# [Task details]
Every entry must be copied word for word.

# [Supplied records]
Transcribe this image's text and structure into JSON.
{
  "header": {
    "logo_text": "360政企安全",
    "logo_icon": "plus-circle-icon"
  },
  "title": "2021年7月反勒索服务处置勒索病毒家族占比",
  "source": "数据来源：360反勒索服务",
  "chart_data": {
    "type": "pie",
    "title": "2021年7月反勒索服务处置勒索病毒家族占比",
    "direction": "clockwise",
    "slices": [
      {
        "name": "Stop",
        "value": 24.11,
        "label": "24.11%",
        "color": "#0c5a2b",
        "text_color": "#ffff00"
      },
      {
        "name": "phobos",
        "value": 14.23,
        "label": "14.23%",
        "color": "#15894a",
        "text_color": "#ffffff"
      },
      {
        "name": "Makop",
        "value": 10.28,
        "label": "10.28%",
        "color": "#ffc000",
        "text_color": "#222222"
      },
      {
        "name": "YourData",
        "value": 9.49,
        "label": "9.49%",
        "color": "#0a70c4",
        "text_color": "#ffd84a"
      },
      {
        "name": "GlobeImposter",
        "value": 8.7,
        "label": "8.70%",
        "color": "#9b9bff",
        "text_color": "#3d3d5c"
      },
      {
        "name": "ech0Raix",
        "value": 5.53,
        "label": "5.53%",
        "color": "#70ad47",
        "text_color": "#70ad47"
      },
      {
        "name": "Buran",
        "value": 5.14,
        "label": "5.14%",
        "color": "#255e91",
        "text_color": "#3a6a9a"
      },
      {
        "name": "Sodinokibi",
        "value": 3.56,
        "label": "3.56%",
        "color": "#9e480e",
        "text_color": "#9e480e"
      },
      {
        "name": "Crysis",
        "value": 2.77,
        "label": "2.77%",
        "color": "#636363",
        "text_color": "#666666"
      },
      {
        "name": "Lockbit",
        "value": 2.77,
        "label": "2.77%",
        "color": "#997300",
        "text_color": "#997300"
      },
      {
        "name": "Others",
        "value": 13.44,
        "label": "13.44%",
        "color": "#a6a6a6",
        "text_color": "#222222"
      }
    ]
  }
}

# [Final result]
Transcribe this image's text and structure into JSON.
{
  "header": {
    "logo_text": "360政企安全",
    "logo_icon": "plus-circle-icon"
  },
  "title": "2021年7月反勒索服务处置勒索病毒家族占比",
  "source": "数据来源：360反勒索服务",
  "chart_data": {
    "type": "pie",
    "title": "2021年7月反勒索服务处置勒索病毒家族占比",
    "direction": "clockwise",
    "slices": [
      {
        "name": "Stop",
        "value": 24.11,
        "label": "24.11%",
        "color": "#0c5a2b",
        "text_color": "#ffff00"
      },
      {
        "name": "phobos",
        "value": 14.23,
        "label": "14.23%",
        "color": "#15894a",
        "text_color": "#ffffff"
      },
      {
        "name": "Makop",
        "value": 10.28,
        "label": "10.28%",
        "color": "#ffc000",
        "text_color": "#222222"
      },
      {
        "name": "YourData",
        "value": 9.49,
        "label": "9.49%",
        "color": "#0a70c4",
        "text_color": "#ffd84a"
      },
      {
        "name": "GlobeImposter",
        "value": 8.7,
        "label": "8.70%",
        "color": "#9b9bff",
        "text_color": "#3d3d5c"
      },
      {
        "name": "ech0Raix",
        "value": 5.53,
        "label": "5.53%",
        "color": "#70ad47",
        "text_color": "#70ad47"
      },
      {
        "name": "Buran",
        "value": 5.14,
        "label": "5.14%",
        "color": "#255e91",
        "text_color": "#3a6a9a"
      },
      {
        "name": "Sodinokibi",
        "value": 3.56,
        "label": "3.56%",
        "color": "#9e480e",
        "text_color": "#9e480e"
      },
      {
        "name": "Crysis",
        "value": 2.77,
        "label": "2.77%",
        "color": "#636363",
        "text_color": "#666666"
      },
      {
        "name": "Lockbit",
        "value": 2.77,
        "label": "2.77%",
        "color": "#997300",
        "text_color": "#997300"
      },
      {
        "name": "Others",
        "value": 13.44,
        "label": "13.44%",
        "color": "#a6a6a6",
        "text_color": "#222222"
      }
    ]
  }
}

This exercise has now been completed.